- _Exercise objective_: Below are the entries; state how many of their lines contain the string "ограждении", and nothing more.

Stored items from a collection:
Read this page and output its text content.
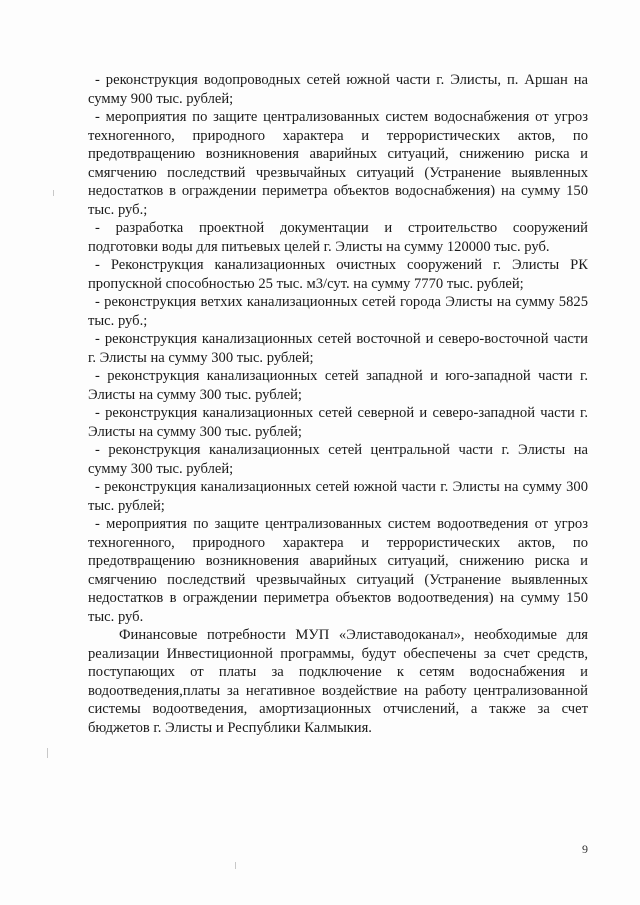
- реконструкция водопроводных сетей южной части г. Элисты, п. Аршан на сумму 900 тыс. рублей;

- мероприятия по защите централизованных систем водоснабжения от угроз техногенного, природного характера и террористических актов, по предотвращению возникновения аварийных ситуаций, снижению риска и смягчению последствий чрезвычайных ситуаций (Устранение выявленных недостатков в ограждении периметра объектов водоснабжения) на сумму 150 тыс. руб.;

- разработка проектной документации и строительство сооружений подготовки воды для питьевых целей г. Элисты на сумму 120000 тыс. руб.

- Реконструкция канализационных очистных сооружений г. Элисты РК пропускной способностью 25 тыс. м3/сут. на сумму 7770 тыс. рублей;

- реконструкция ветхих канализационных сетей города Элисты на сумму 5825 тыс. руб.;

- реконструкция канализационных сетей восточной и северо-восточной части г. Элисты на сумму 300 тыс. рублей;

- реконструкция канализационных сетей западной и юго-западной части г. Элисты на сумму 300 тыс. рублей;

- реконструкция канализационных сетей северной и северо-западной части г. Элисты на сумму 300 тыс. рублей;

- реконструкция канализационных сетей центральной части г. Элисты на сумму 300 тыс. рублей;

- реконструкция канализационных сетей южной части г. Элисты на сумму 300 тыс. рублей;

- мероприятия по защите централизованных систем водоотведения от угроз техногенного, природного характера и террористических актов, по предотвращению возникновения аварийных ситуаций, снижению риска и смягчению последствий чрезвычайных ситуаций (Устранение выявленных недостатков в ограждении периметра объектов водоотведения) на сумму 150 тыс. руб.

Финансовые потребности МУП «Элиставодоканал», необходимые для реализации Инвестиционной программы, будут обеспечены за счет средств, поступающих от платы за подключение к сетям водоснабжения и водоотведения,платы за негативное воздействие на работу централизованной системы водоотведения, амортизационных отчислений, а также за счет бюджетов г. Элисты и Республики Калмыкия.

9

- _Worked answer_: 2